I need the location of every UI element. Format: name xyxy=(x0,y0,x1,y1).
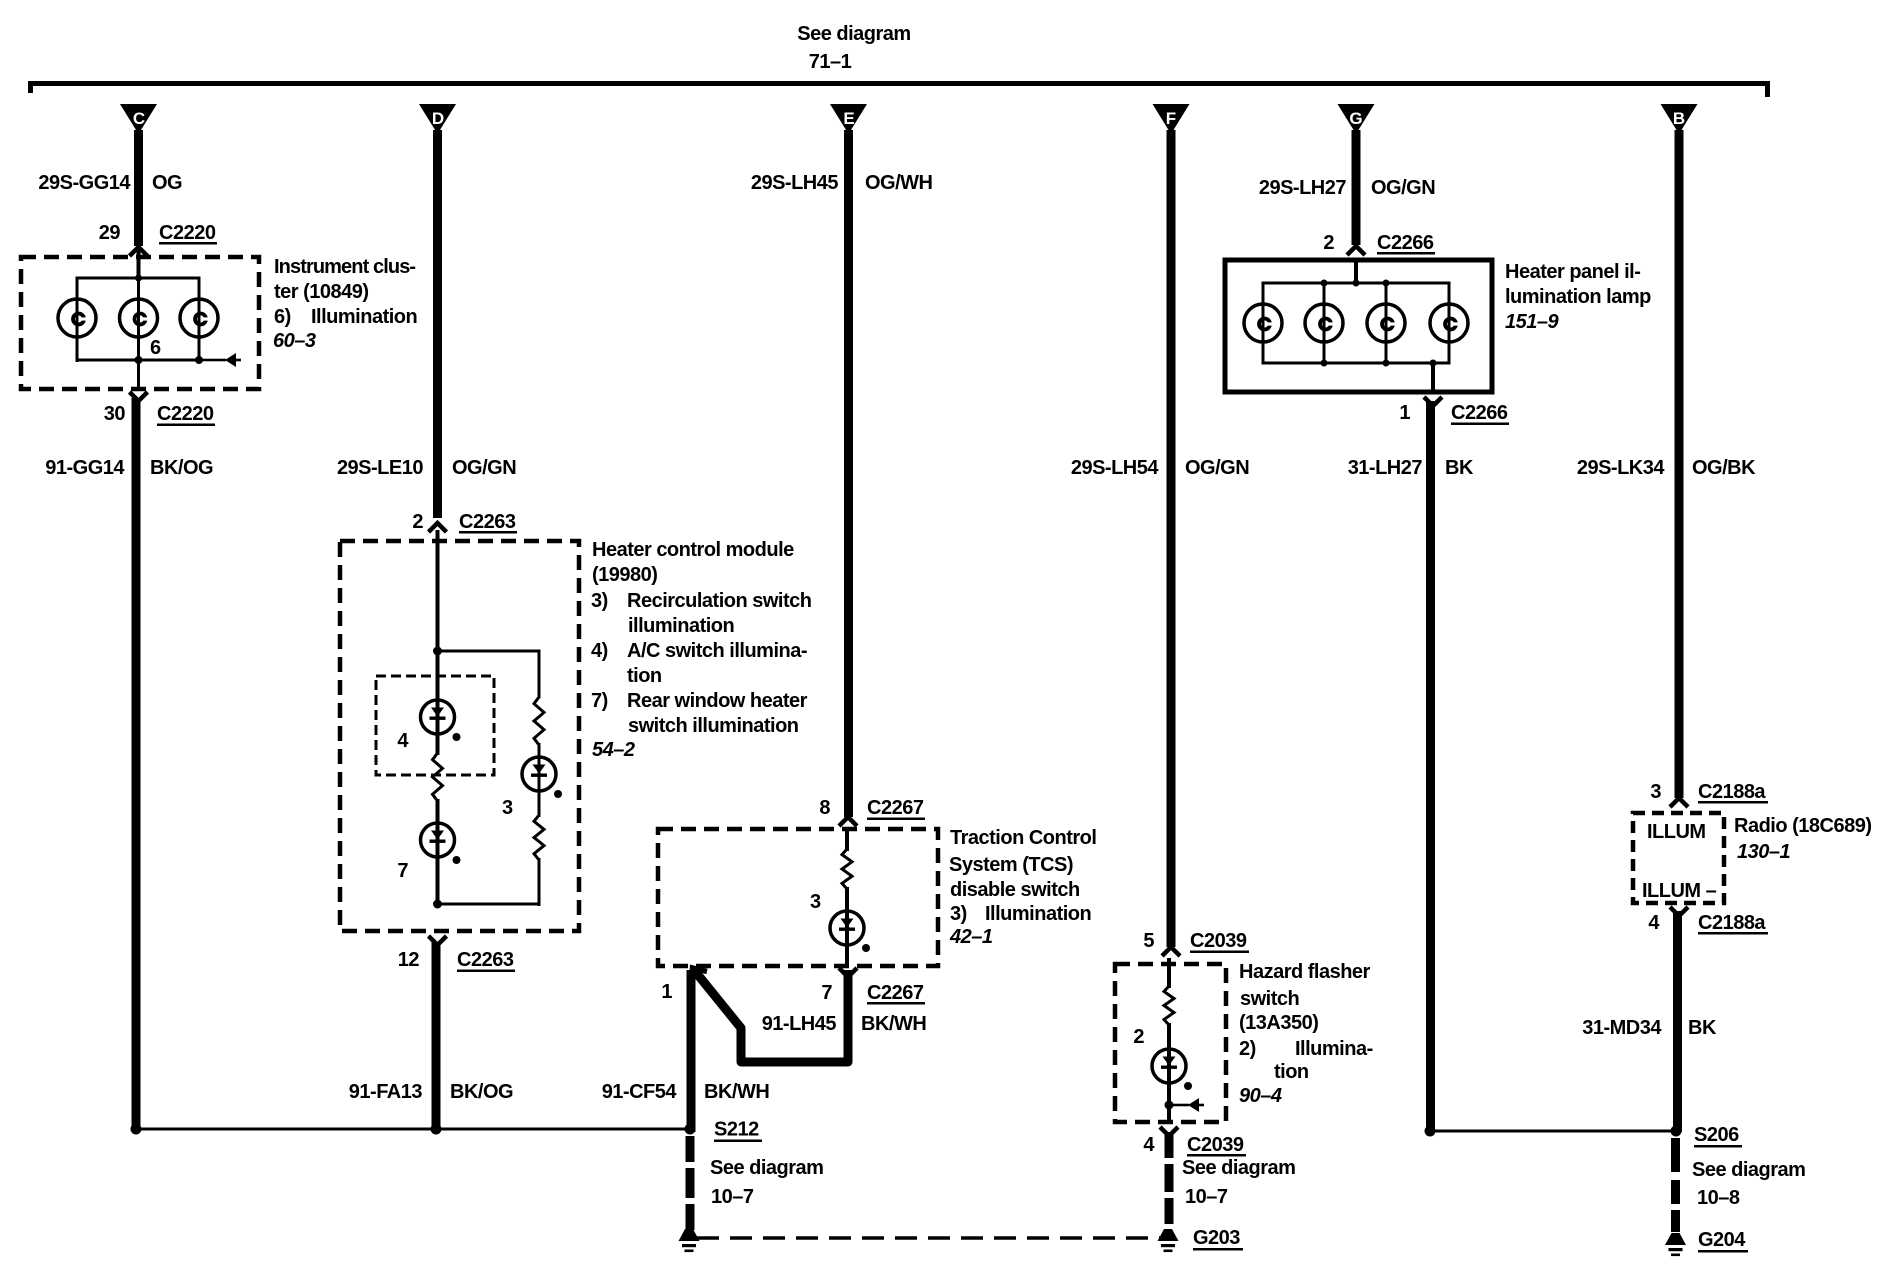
ground G204 (symbol) xyxy=(1665,1233,1686,1256)
label wire 29S-GG14 OG xyxy=(38,172,182,194)
svg-text:BK/WH: BK/WH xyxy=(704,1081,769,1103)
svg-text:(19980): (19980) xyxy=(592,564,657,586)
svg-text:lumination lamp: lumination lamp xyxy=(1505,286,1651,308)
label: See diagram 10-7 (S212) xyxy=(710,1157,823,1208)
label pin 4 / C2039 xyxy=(1143,1134,1246,1157)
svg-text:G: G xyxy=(1349,109,1362,128)
svg-text:OG: OG xyxy=(152,172,182,194)
svg-text:ILLUM: ILLUM xyxy=(1647,821,1706,843)
connector arrow pin 8 C2267 xyxy=(839,817,857,826)
wire module right branch bottom xyxy=(438,858,541,906)
svg-text:S206: S206 xyxy=(1694,1124,1739,1146)
svg-text:54–2: 54–2 xyxy=(592,739,635,761)
resistor (module center) xyxy=(433,753,443,801)
svg-text:Radio (18C689): Radio (18C689) xyxy=(1734,815,1872,837)
svg-text:6): 6) xyxy=(274,306,291,328)
label S206 xyxy=(1694,1124,1742,1148)
label: Heater control module text xyxy=(591,539,812,761)
label wire 31-LH27 BK xyxy=(1348,457,1474,479)
svg-text:130–1: 130–1 xyxy=(1737,841,1790,863)
wire panel bus to pin 1 xyxy=(1431,363,1435,392)
connector arrow pin 1 C2267 xyxy=(692,968,708,983)
svg-text:D: D xyxy=(432,109,444,128)
hazard case arrow xyxy=(1169,1098,1204,1112)
svg-text:tion: tion xyxy=(627,665,662,687)
label pin 5 / C2039 xyxy=(1143,930,1249,953)
svg-text:OG/WH: OG/WH xyxy=(865,172,933,194)
svg-text:BK/WH: BK/WH xyxy=(861,1013,926,1035)
label wire 91-CF54 BK/WH xyxy=(602,1081,770,1103)
lamp LED 4 (A/C switch illumination) xyxy=(421,700,461,741)
svg-text:Heater control module: Heater control module xyxy=(592,539,794,561)
svg-text:BK: BK xyxy=(1688,1017,1717,1039)
resistor (module right top) xyxy=(534,697,544,745)
wire 29S-LH54 OG/GN (F drop) xyxy=(1167,130,1176,947)
svg-text:OG/GN: OG/GN xyxy=(1185,457,1249,479)
svg-text:1: 1 xyxy=(661,981,672,1003)
svg-text:91-GG14: 91-GG14 xyxy=(45,457,125,479)
node: wire D end xyxy=(431,1124,442,1135)
svg-text:29S-LH45: 29S-LH45 xyxy=(751,172,839,194)
node: wire C end xyxy=(131,1124,142,1135)
connector arrow pin 4 C2039 xyxy=(1160,1127,1178,1136)
svg-text:S212: S212 xyxy=(714,1119,759,1141)
svg-text:4: 4 xyxy=(397,730,409,752)
svg-text:151–9: 151–9 xyxy=(1505,311,1559,333)
svg-text:tion: tion xyxy=(1274,1061,1309,1083)
cluster bulb stubs bottom xyxy=(76,336,201,362)
svg-text:C2188a: C2188a xyxy=(1698,912,1766,934)
wire 31-MD34 BK (radio to S206) xyxy=(1673,911,1682,1132)
node: panel bottom bus dots xyxy=(1321,360,1437,367)
node: cluster bottom bus junction 3 xyxy=(195,356,203,364)
svg-text:3: 3 xyxy=(502,797,513,819)
lamp: cluster bulb 1 xyxy=(58,299,96,337)
node: panel top bus dots xyxy=(1321,280,1390,287)
svg-text:Instrument clus-: Instrument clus- xyxy=(274,256,415,278)
lamp: cluster bulb 3 xyxy=(180,299,218,337)
svg-text:29S-LK34: 29S-LK34 xyxy=(1577,457,1666,479)
component box: Heater panel illumination lamp (solid) xyxy=(1225,260,1492,392)
svg-text:Illumination: Illumination xyxy=(985,903,1091,925)
label pin 29 / C2220 xyxy=(99,222,217,245)
wire cluster bulb2 to pin 30 xyxy=(137,360,140,389)
label pin 8 / C2267 xyxy=(819,797,925,820)
svg-text:OG/GN: OG/GN xyxy=(452,457,516,479)
node: splice S206 xyxy=(1671,1126,1682,1137)
component box: TCS disable switch (dashed) xyxy=(658,829,938,966)
svg-text:A/C switch illumina-: A/C switch illumina- xyxy=(627,640,807,662)
label wire 31-MD34 BK xyxy=(1582,1017,1717,1039)
svg-text:C2039: C2039 xyxy=(1190,930,1247,952)
svg-text:71–1: 71–1 xyxy=(809,51,852,73)
lamp: panel bulb 4 xyxy=(1430,304,1468,342)
svg-text:C2263: C2263 xyxy=(457,949,514,971)
svg-text:C2266: C2266 xyxy=(1451,402,1508,424)
connector arrow pin 30 C2220 xyxy=(130,392,148,401)
ground G203 (left symbol) xyxy=(679,1229,700,1252)
label pin 12 / C2263 xyxy=(398,949,515,972)
connector triangle G xyxy=(1338,104,1375,134)
svg-text:switch: switch xyxy=(1240,988,1299,1010)
svg-text:C: C xyxy=(133,109,145,128)
svg-text:31-MD34: 31-MD34 xyxy=(1582,1017,1662,1039)
svg-text:Rear window heater: Rear window heater xyxy=(627,690,808,712)
svg-text:91-CF54: 91-CF54 xyxy=(602,1081,678,1103)
node: splice S212 xyxy=(685,1124,696,1135)
wire inside TCS box xyxy=(845,827,849,851)
node: module branch junction top xyxy=(433,647,442,656)
label: Radio text xyxy=(1734,815,1872,863)
svg-text:30: 30 xyxy=(104,403,126,425)
lamp LED 7 (rear window heater switch illumination) xyxy=(421,823,461,864)
svg-text:Heater panel il-: Heater panel il- xyxy=(1505,261,1640,283)
node: cluster bottom bus junction 2 xyxy=(135,356,143,364)
component box: Heater control module (dashed) xyxy=(340,541,579,931)
panel inner top bus xyxy=(1262,282,1451,285)
wire: S212 to G203 (dashed) xyxy=(686,1136,695,1230)
svg-text:4: 4 xyxy=(1648,912,1660,934)
wire 91-CF54 BK/WH (pin1 to S212) xyxy=(687,970,696,1132)
svg-text:C2267: C2267 xyxy=(867,982,924,1004)
wire 31-LH27 BK (panel to S206 line) xyxy=(1426,401,1435,1131)
connector arrow pin 29 C2220 xyxy=(130,247,148,256)
connector arrow pin 2 C2263 xyxy=(429,523,447,532)
svg-text:G203: G203 xyxy=(1193,1227,1240,1249)
svg-text:ter (10849): ter (10849) xyxy=(274,281,369,303)
label pin 4 / C2188a xyxy=(1648,912,1768,935)
wire inside cluster (pin29 to bus) xyxy=(137,250,141,278)
svg-text:29S-LH54: 29S-LH54 xyxy=(1071,457,1160,479)
cluster bulb stubs top xyxy=(76,278,201,302)
inner dashed box item 4 xyxy=(376,676,494,775)
svg-text:90–4: 90–4 xyxy=(1239,1085,1282,1107)
svg-text:See diagram: See diagram xyxy=(1182,1157,1295,1179)
svg-text:illumination: illumination xyxy=(628,615,734,637)
label wire 91-LH45 BK/WH xyxy=(762,1013,927,1035)
svg-text:Traction Control: Traction Control xyxy=(950,827,1096,849)
svg-text:2: 2 xyxy=(412,511,423,533)
svg-text:BK/OG: BK/OG xyxy=(450,1081,513,1103)
svg-text:Hazard flasher: Hazard flasher xyxy=(1239,961,1371,983)
wire: top bus to diagram 71-1 xyxy=(28,81,1770,97)
svg-text:7: 7 xyxy=(397,860,408,882)
node: module branch junction bottom xyxy=(433,900,442,909)
svg-text:2): 2) xyxy=(1239,1038,1256,1060)
label: TCS text xyxy=(949,827,1096,948)
svg-text:Illumination: Illumination xyxy=(311,306,417,328)
label: Heater panel illumination lamp text xyxy=(1505,261,1651,333)
wire 29S-LH45 OG/WH (E drop) xyxy=(844,130,853,817)
label pin 1 / C2266 xyxy=(1399,402,1509,425)
connector arrow pin 1 C2266 xyxy=(1424,397,1442,406)
connector triangle F xyxy=(1153,104,1190,134)
svg-text:91-LH45: 91-LH45 xyxy=(762,1013,837,1035)
svg-text:C2220: C2220 xyxy=(157,403,214,425)
connector arrow pin 12 C2263 xyxy=(429,936,447,945)
svg-text:BK: BK xyxy=(1445,457,1474,479)
label wire 91-FA13 BK/OG xyxy=(349,1081,513,1103)
wire 91-LH45 BK/WH (pin7 loop to pin1) xyxy=(694,970,848,1062)
wire 29S-LK34 OG/BK (B drop) xyxy=(1675,130,1684,798)
label: See diagram 10-8 (S206) xyxy=(1692,1159,1805,1209)
label: See diagram 71-1 xyxy=(797,23,910,73)
svg-text:B: B xyxy=(1673,109,1685,128)
lamp: panel bulb 2 xyxy=(1305,304,1343,342)
svg-text:3: 3 xyxy=(1650,781,1661,803)
svg-text:C2188a: C2188a xyxy=(1698,781,1766,803)
svg-text:BK/OG: BK/OG xyxy=(150,457,213,479)
svg-text:See diagram: See diagram xyxy=(1692,1159,1805,1181)
svg-text:E: E xyxy=(843,109,854,128)
cluster inner bottom bus xyxy=(76,359,201,362)
svg-text:C2220: C2220 xyxy=(159,222,216,244)
svg-text:C2039: C2039 xyxy=(1187,1134,1244,1156)
svg-text:42–1: 42–1 xyxy=(949,926,993,948)
connector arrow pin 5 C2039 xyxy=(1162,947,1180,956)
svg-text:10–7: 10–7 xyxy=(711,1186,754,1208)
connector triangle D xyxy=(419,104,456,134)
svg-text:See diagram: See diagram xyxy=(797,23,910,45)
svg-text:8: 8 xyxy=(819,797,830,819)
svg-text:4: 4 xyxy=(1143,1134,1155,1156)
wire panel pin2 to bus xyxy=(1354,258,1358,284)
label pin 2 / C2266 xyxy=(1323,232,1435,255)
lamp: panel bulb 3 xyxy=(1367,304,1405,342)
label pin 2 / C2263 xyxy=(412,511,517,534)
wire 29S-LE10 OG/GN (D drop) xyxy=(433,130,442,518)
svg-text:7): 7) xyxy=(591,690,608,712)
connector arrow pin 7 C2267 xyxy=(839,968,857,977)
lamp LED 3 (recirculation switch illumination) xyxy=(522,743,562,817)
node: wire 31-LH27 end xyxy=(1425,1126,1436,1137)
svg-text:Recirculation switch: Recirculation switch xyxy=(627,590,812,612)
label S212 xyxy=(714,1119,762,1143)
resistor (TCS) xyxy=(842,849,852,889)
wire module right branch top xyxy=(438,650,541,699)
svg-text:29S-LE10: 29S-LE10 xyxy=(337,457,423,479)
svg-text:29: 29 xyxy=(99,222,121,244)
connector arrow pin 4 C2188a xyxy=(1670,907,1688,916)
wire 91-GG14 BK/OG (C to S212 line) xyxy=(132,398,141,1129)
wire 91-FA13 BK/OG (module to S212 line) xyxy=(432,942,441,1132)
svg-text:10–8: 10–8 xyxy=(1697,1187,1740,1209)
svg-text:C2266: C2266 xyxy=(1377,232,1434,254)
svg-text:OG/GN: OG/GN xyxy=(1371,177,1435,199)
svg-text:6: 6 xyxy=(150,337,161,359)
node: cluster top bus junction xyxy=(135,275,142,282)
panel bulb stubs top xyxy=(1262,283,1451,306)
panel bulb stubs bottom xyxy=(1262,340,1451,363)
label pin 7 / C2267 xyxy=(821,982,925,1005)
label G204 xyxy=(1698,1229,1748,1253)
connector arrow pin 3 C2188a xyxy=(1670,798,1688,807)
label pin 30 / C2220 xyxy=(104,403,215,426)
svg-text:F: F xyxy=(1166,109,1176,128)
connector triangle E xyxy=(830,104,867,134)
lamp: panel bulb 1 xyxy=(1244,304,1282,342)
svg-text:G204: G204 xyxy=(1698,1229,1746,1251)
svg-text:29S-LH27: 29S-LH27 xyxy=(1259,177,1347,199)
svg-text:Illumina-: Illumina- xyxy=(1295,1038,1373,1060)
svg-text:See diagram: See diagram xyxy=(710,1157,823,1179)
resistor (module right bottom) xyxy=(534,815,544,860)
wire inside hazard box xyxy=(1167,958,1171,988)
svg-text:4): 4) xyxy=(591,640,608,662)
panel inner bottom bus xyxy=(1262,362,1451,365)
component box: Instrument cluster (dashed) xyxy=(21,257,259,389)
svg-text:ILLUM –: ILLUM – xyxy=(1642,880,1717,902)
label wire 29S-LH54 OG/GN xyxy=(1071,457,1249,479)
label: See diagram 10-7 (hazard) xyxy=(1182,1157,1295,1208)
svg-text:disable switch: disable switch xyxy=(950,879,1080,901)
cluster case arrow (bottom bus extension) xyxy=(199,353,241,367)
node: hazard case junction xyxy=(1165,1101,1174,1110)
svg-text:C2263: C2263 xyxy=(459,511,516,533)
label wire 29S-LH27 OG/GN xyxy=(1259,177,1435,199)
connector arrow pin 2 C2266 xyxy=(1347,246,1365,255)
wire: right splice bus (31-LH27 to S206) xyxy=(1429,1130,1677,1133)
component box: Radio (dashed) xyxy=(1633,813,1724,903)
cluster inner top bus xyxy=(76,277,201,280)
wire: S206 to G204 (dashed) xyxy=(1671,1138,1680,1232)
label G203 xyxy=(1193,1227,1243,1251)
svg-text:C2267: C2267 xyxy=(867,797,924,819)
label: Instrument cluster text xyxy=(273,256,417,352)
svg-text:2: 2 xyxy=(1323,232,1334,254)
component box: Hazard flasher switch (dashed) xyxy=(1115,964,1226,1122)
svg-text:OG/BK: OG/BK xyxy=(1692,457,1756,479)
resistor (hazard) xyxy=(1164,986,1174,1025)
connector triangle B xyxy=(1661,104,1698,134)
lamp LED 3 (TCS illumination) xyxy=(830,911,870,952)
label wire 29S-LK34 OG/BK xyxy=(1577,457,1756,479)
wire 29S-GG14 OG (C drop) xyxy=(134,130,143,246)
label: Hazard flasher switch text xyxy=(1239,961,1373,1107)
label wire 29S-LH45 OG/WH xyxy=(751,172,933,194)
svg-text:(13A350): (13A350) xyxy=(1239,1012,1318,1034)
connector triangle C xyxy=(120,104,157,134)
svg-text:7: 7 xyxy=(821,982,832,1004)
svg-text:29S-GG14: 29S-GG14 xyxy=(38,172,131,194)
wire: hazard pin 4 to G203 (solid then dashed) xyxy=(1165,1132,1174,1224)
svg-text:2: 2 xyxy=(1133,1026,1144,1048)
wire: left splice bus (C, D, CF54 junction) xyxy=(135,1128,691,1131)
wire 29S-LH27 OG/GN (G drop) xyxy=(1352,130,1361,245)
svg-text:3: 3 xyxy=(810,891,821,913)
svg-text:10–7: 10–7 xyxy=(1185,1186,1228,1208)
svg-text:91-FA13: 91-FA13 xyxy=(349,1081,423,1103)
svg-text:12: 12 xyxy=(398,949,420,971)
svg-text:5: 5 xyxy=(1143,930,1154,952)
wire inside module (main branch) xyxy=(436,530,440,755)
lamp: cluster bulb 2 xyxy=(120,278,158,360)
svg-text:switch illumination: switch illumination xyxy=(628,715,799,737)
label wire 91-GG14 BK/OG xyxy=(45,457,213,479)
svg-text:System (TCS): System (TCS) xyxy=(949,854,1073,876)
wire: ground bus G203 (dashed) xyxy=(697,1236,1164,1240)
svg-text:3): 3) xyxy=(950,903,967,925)
label wire 29S-LE10 OG/GN xyxy=(337,457,516,479)
svg-text:3): 3) xyxy=(591,590,608,612)
svg-text:31-LH27: 31-LH27 xyxy=(1348,457,1423,479)
lamp LED 2 (hazard illumination) xyxy=(1152,1049,1192,1090)
ground G203 (right symbol) xyxy=(1158,1229,1179,1252)
svg-text:1: 1 xyxy=(1399,402,1410,424)
label pin 3 / C2188a xyxy=(1650,781,1768,804)
svg-text:60–3: 60–3 xyxy=(273,330,316,352)
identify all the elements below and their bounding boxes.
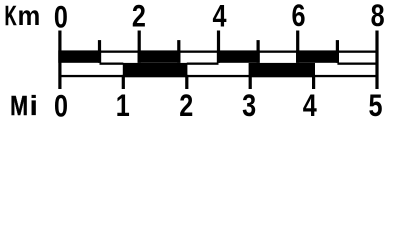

========================================

§ **What you need to do**: In the records, rewrite the part that opens with the line containing "ground G204 (symbol)" and closes with the line containing "svg-text:ILLUM: ILLUM xyxy=(1647,821,1706,843)", changing every "label" to "caption" and leaving everything else unchanged.

§ **Response to the task**:
ground G204 (symbol) xyxy=(1665,1233,1686,1256)
caption wire 29S-GG14 OG xyxy=(38,172,182,194)
svg-text:BK/WH: BK/WH xyxy=(704,1081,769,1103)
svg-text:(19980): (19980) xyxy=(592,564,657,586)
svg-text:lumination lamp: lumination lamp xyxy=(1505,286,1651,308)
caption: See diagram 10-7 (S212) xyxy=(710,1157,823,1208)
caption pin 4 / C2039 xyxy=(1143,1134,1246,1157)
svg-text:G: G xyxy=(1349,109,1362,128)
svg-text:OG: OG xyxy=(152,172,182,194)
svg-text:ILLUM: ILLUM xyxy=(1647,821,1706,843)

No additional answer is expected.